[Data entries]

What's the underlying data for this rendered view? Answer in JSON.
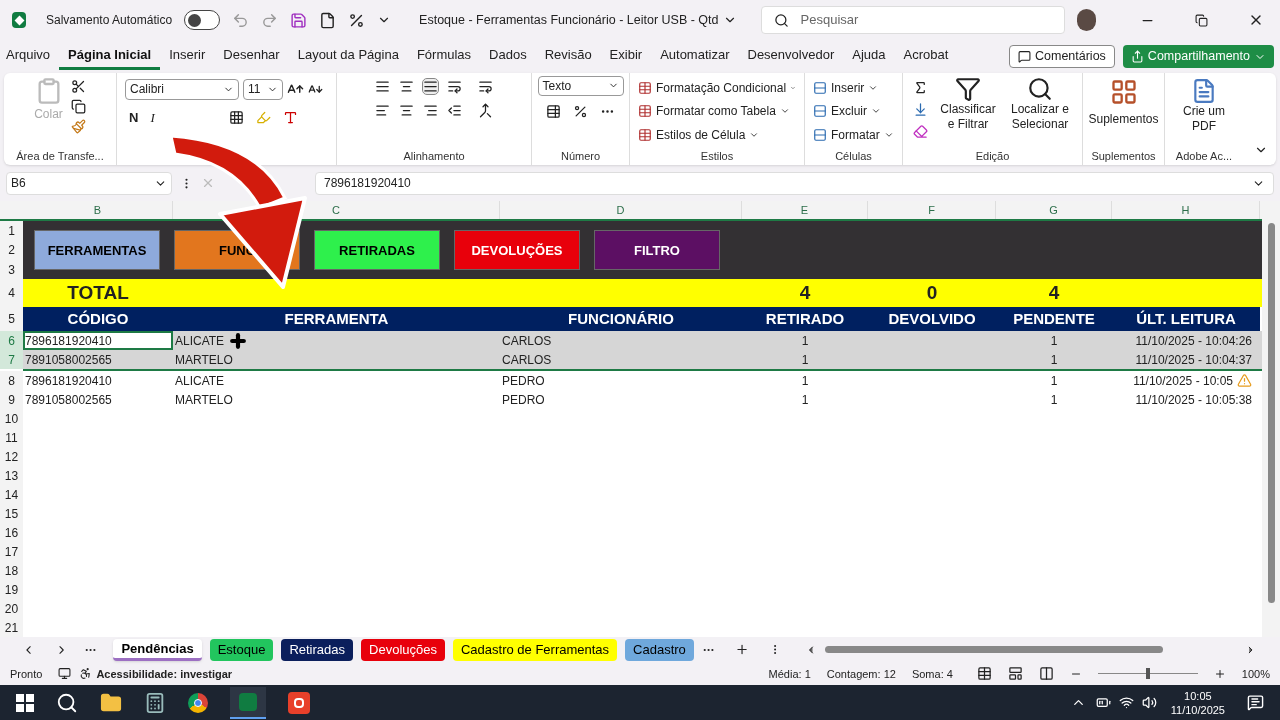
{
  "title_bar": {
    "autosave_label": "Salvamento Automático",
    "autosave_on": false,
    "title": "Estoque - Ferramentas Funcionário - Leitor USB - Qtd",
    "search_placeholder": "Pesquisar"
  },
  "menu_tabs": [
    {
      "label": "Arquivo",
      "selected": false
    },
    {
      "label": "Página Inicial",
      "selected": true
    },
    {
      "label": "Inserir",
      "selected": false
    },
    {
      "label": "Desenhar",
      "selected": false
    },
    {
      "label": "Layout da Página",
      "selected": false
    },
    {
      "label": "Fórmulas",
      "selected": false
    },
    {
      "label": "Dados",
      "selected": false
    },
    {
      "label": "Revisão",
      "selected": false
    },
    {
      "label": "Exibir",
      "selected": false
    },
    {
      "label": "Automatizar",
      "selected": false
    },
    {
      "label": "Desenvolvedor",
      "selected": false
    },
    {
      "label": "Ajuda",
      "selected": false
    },
    {
      "label": "Acrobat",
      "selected": false
    }
  ],
  "comments_button": "Comentários",
  "share_button": "Compartilhamento",
  "ribbon": {
    "clipboard": {
      "paste": "Colar",
      "label": "Área de Transfe..."
    },
    "font": {
      "name": "Calibri",
      "size": "11",
      "bold": "N",
      "italic": "I"
    },
    "alignment": {
      "label": "Alinhamento"
    },
    "number": {
      "format": "Texto",
      "label": "Número"
    },
    "styles": {
      "items": [
        "Formatação Condicional",
        "Formatar como Tabela",
        "Estilos de Célula"
      ],
      "label": "Estilos"
    },
    "cells": {
      "items": [
        "Inserir",
        "Excluir",
        "Formatar"
      ],
      "label": "Células"
    },
    "editing": {
      "sort": "Classificar e Filtrar",
      "find": "Localizar e Selecionar",
      "label": "Edição"
    },
    "addins": {
      "button": "Suplementos",
      "label": "Suplementos"
    },
    "adobe": {
      "button": "Crie um PDF",
      "label": "Adobe Ac..."
    }
  },
  "formula_bar": {
    "name_box": "B6",
    "value": "7896181920410"
  },
  "columns": [
    "B",
    "C",
    "D",
    "E",
    "F",
    "G",
    "H"
  ],
  "top_row_numbers": [
    "1",
    "2",
    "3"
  ],
  "nav_buttons": [
    {
      "label": "FERRAMENTAS",
      "color": "#8eaadb"
    },
    {
      "label": "FUNC",
      "color": "#e2761e"
    },
    {
      "label": "RETIRADAS",
      "color": "#2ef04c"
    },
    {
      "label": "DEVOLUÇÕES",
      "color": "#e8000b"
    },
    {
      "label": "FILTRO",
      "color": "#5c0f63"
    }
  ],
  "total": {
    "row": "4",
    "label": "TOTAL",
    "retirado": "4",
    "devolvido": "0",
    "pendente": "4"
  },
  "header": {
    "row": "5",
    "cells": [
      "CÓDIGO",
      "FERRAMENTA",
      "FUNCIONÁRIO",
      "RETIRADO",
      "DEVOLVIDO",
      "PENDENTE",
      "ÚLT. LEITURA"
    ]
  },
  "rows": [
    {
      "number": "6",
      "codigo": "7896181920410",
      "ferramenta": "ALICATE",
      "funcionario": "CARLOS",
      "retirado": "1",
      "pendente": "1",
      "leitura": "11/10/2025 - 10:04:26",
      "selected": true,
      "active": true,
      "warning": false
    },
    {
      "number": "7",
      "codigo": "7891058002565",
      "ferramenta": "MARTELO",
      "funcionario": "CARLOS",
      "retirado": "1",
      "pendente": "1",
      "leitura": "11/10/2025 - 10:04:37",
      "selected": true,
      "active": false,
      "warning": false
    },
    {
      "number": "8",
      "codigo": "7896181920410",
      "ferramenta": "ALICATE",
      "funcionario": "PEDRO",
      "retirado": "1",
      "pendente": "1",
      "leitura": "11/10/2025 - 10:05",
      "selected": false,
      "active": false,
      "warning": true
    },
    {
      "number": "9",
      "codigo": "7891058002565",
      "ferramenta": "MARTELO",
      "funcionario": "PEDRO",
      "retirado": "1",
      "pendente": "1",
      "leitura": "11/10/2025 - 10:05:38",
      "selected": false,
      "active": false,
      "warning": false
    }
  ],
  "empty_row_numbers": [
    "10",
    "11",
    "12",
    "13",
    "14",
    "15",
    "16",
    "17",
    "18",
    "19",
    "20",
    "21"
  ],
  "sheet_tabs": [
    {
      "label": "Pendências",
      "color": "#ffffff",
      "selected": true
    },
    {
      "label": "Estoque",
      "color": "#22c55e",
      "selected": false
    },
    {
      "label": "Retiradas",
      "color": "#0b1f5c",
      "selected": false
    },
    {
      "label": "Devoluções",
      "color": "#e8000b",
      "selected": false
    },
    {
      "label": "Cadastro de Ferramentas",
      "color": "#ffff00",
      "selected": false
    },
    {
      "label": "Cadastro",
      "color": "#6fa8dc",
      "selected": false
    }
  ],
  "status_bar": {
    "ready": "Pronto",
    "accessibility": "Acessibilidade: investigar",
    "average": "Média: 1",
    "count": "Contagem: 12",
    "sum": "Soma: 4",
    "zoom": "100%",
    "level": 0.5
  },
  "taskbar": {
    "time": "10:05",
    "date": "11/10/2025"
  }
}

Work to be completed: Without including the pictures, reproduce all entries exactly.

Solution to the problem:
What's the underlying data for this rendered view? Answer in JSON.
{
  "title_bar": {
    "autosave_label": "Salvamento Automático",
    "autosave_on": false,
    "title": "Estoque - Ferramentas Funcionário - Leitor USB - Qtd",
    "search_placeholder": "Pesquisar"
  },
  "menu_tabs": [
    {
      "label": "Arquivo",
      "selected": false
    },
    {
      "label": "Página Inicial",
      "selected": true
    },
    {
      "label": "Inserir",
      "selected": false
    },
    {
      "label": "Desenhar",
      "selected": false
    },
    {
      "label": "Layout da Página",
      "selected": false
    },
    {
      "label": "Fórmulas",
      "selected": false
    },
    {
      "label": "Dados",
      "selected": false
    },
    {
      "label": "Revisão",
      "selected": false
    },
    {
      "label": "Exibir",
      "selected": false
    },
    {
      "label": "Automatizar",
      "selected": false
    },
    {
      "label": "Desenvolvedor",
      "selected": false
    },
    {
      "label": "Ajuda",
      "selected": false
    },
    {
      "label": "Acrobat",
      "selected": false
    }
  ],
  "comments_button": "Comentários",
  "share_button": "Compartilhamento",
  "ribbon": {
    "clipboard": {
      "paste": "Colar",
      "label": "Área de Transfe..."
    },
    "font": {
      "name": "Calibri",
      "size": "11",
      "bold": "N",
      "italic": "I"
    },
    "alignment": {
      "label": "Alinhamento"
    },
    "number": {
      "format": "Texto",
      "label": "Número"
    },
    "styles": {
      "items": [
        "Formatação Condicional",
        "Formatar como Tabela",
        "Estilos de Célula"
      ],
      "label": "Estilos"
    },
    "cells": {
      "items": [
        "Inserir",
        "Excluir",
        "Formatar"
      ],
      "label": "Células"
    },
    "editing": {
      "sort": "Classificar e Filtrar",
      "find": "Localizar e Selecionar",
      "label": "Edição"
    },
    "addins": {
      "button": "Suplementos",
      "label": "Suplementos"
    },
    "adobe": {
      "button": "Crie um PDF",
      "label": "Adobe Ac..."
    }
  },
  "formula_bar": {
    "name_box": "B6",
    "value": "7896181920410"
  },
  "columns": [
    "B",
    "C",
    "D",
    "E",
    "F",
    "G",
    "H"
  ],
  "top_row_numbers": [
    "1",
    "2",
    "3"
  ],
  "nav_buttons": [
    {
      "label": "FERRAMENTAS",
      "color": "#8eaadb"
    },
    {
      "label": "FUNC",
      "color": "#e2761e"
    },
    {
      "label": "RETIRADAS",
      "color": "#2ef04c"
    },
    {
      "label": "DEVOLUÇÕES",
      "color": "#e8000b"
    },
    {
      "label": "FILTRO",
      "color": "#5c0f63"
    }
  ],
  "total": {
    "row": "4",
    "label": "TOTAL",
    "retirado": "4",
    "devolvido": "0",
    "pendente": "4"
  },
  "header": {
    "row": "5",
    "cells": [
      "CÓDIGO",
      "FERRAMENTA",
      "FUNCIONÁRIO",
      "RETIRADO",
      "DEVOLVIDO",
      "PENDENTE",
      "ÚLT. LEITURA"
    ]
  },
  "rows": [
    {
      "number": "6",
      "codigo": "7896181920410",
      "ferramenta": "ALICATE",
      "funcionario": "CARLOS",
      "retirado": "1",
      "pendente": "1",
      "leitura": "11/10/2025 - 10:04:26",
      "selected": true,
      "active": true,
      "warning": false
    },
    {
      "number": "7",
      "codigo": "7891058002565",
      "ferramenta": "MARTELO",
      "funcionario": "CARLOS",
      "retirado": "1",
      "pendente": "1",
      "leitura": "11/10/2025 - 10:04:37",
      "selected": true,
      "active": false,
      "warning": false
    },
    {
      "number": "8",
      "codigo": "7896181920410",
      "ferramenta": "ALICATE",
      "funcionario": "PEDRO",
      "retirado": "1",
      "pendente": "1",
      "leitura": "11/10/2025 - 10:05",
      "selected": false,
      "active": false,
      "warning": true
    },
    {
      "number": "9",
      "codigo": "7891058002565",
      "ferramenta": "MARTELO",
      "funcionario": "PEDRO",
      "retirado": "1",
      "pendente": "1",
      "leitura": "11/10/2025 - 10:05:38",
      "selected": false,
      "active": false,
      "warning": false
    }
  ],
  "empty_row_numbers": [
    "10",
    "11",
    "12",
    "13",
    "14",
    "15",
    "16",
    "17",
    "18",
    "19",
    "20",
    "21"
  ],
  "sheet_tabs": [
    {
      "label": "Pendências",
      "color": "#ffffff",
      "selected": true
    },
    {
      "label": "Estoque",
      "color": "#22c55e",
      "selected": false
    },
    {
      "label": "Retiradas",
      "color": "#0b1f5c",
      "selected": false
    },
    {
      "label": "Devoluções",
      "color": "#e8000b",
      "selected": false
    },
    {
      "label": "Cadastro de Ferramentas",
      "color": "#ffff00",
      "selected": false
    },
    {
      "label": "Cadastro",
      "color": "#6fa8dc",
      "selected": false
    }
  ],
  "status_bar": {
    "ready": "Pronto",
    "accessibility": "Acessibilidade: investigar",
    "average": "Média: 1",
    "count": "Contagem: 12",
    "sum": "Soma: 4",
    "zoom": "100%",
    "level": 0.5
  },
  "taskbar": {
    "time": "10:05",
    "date": "11/10/2025"
  }
}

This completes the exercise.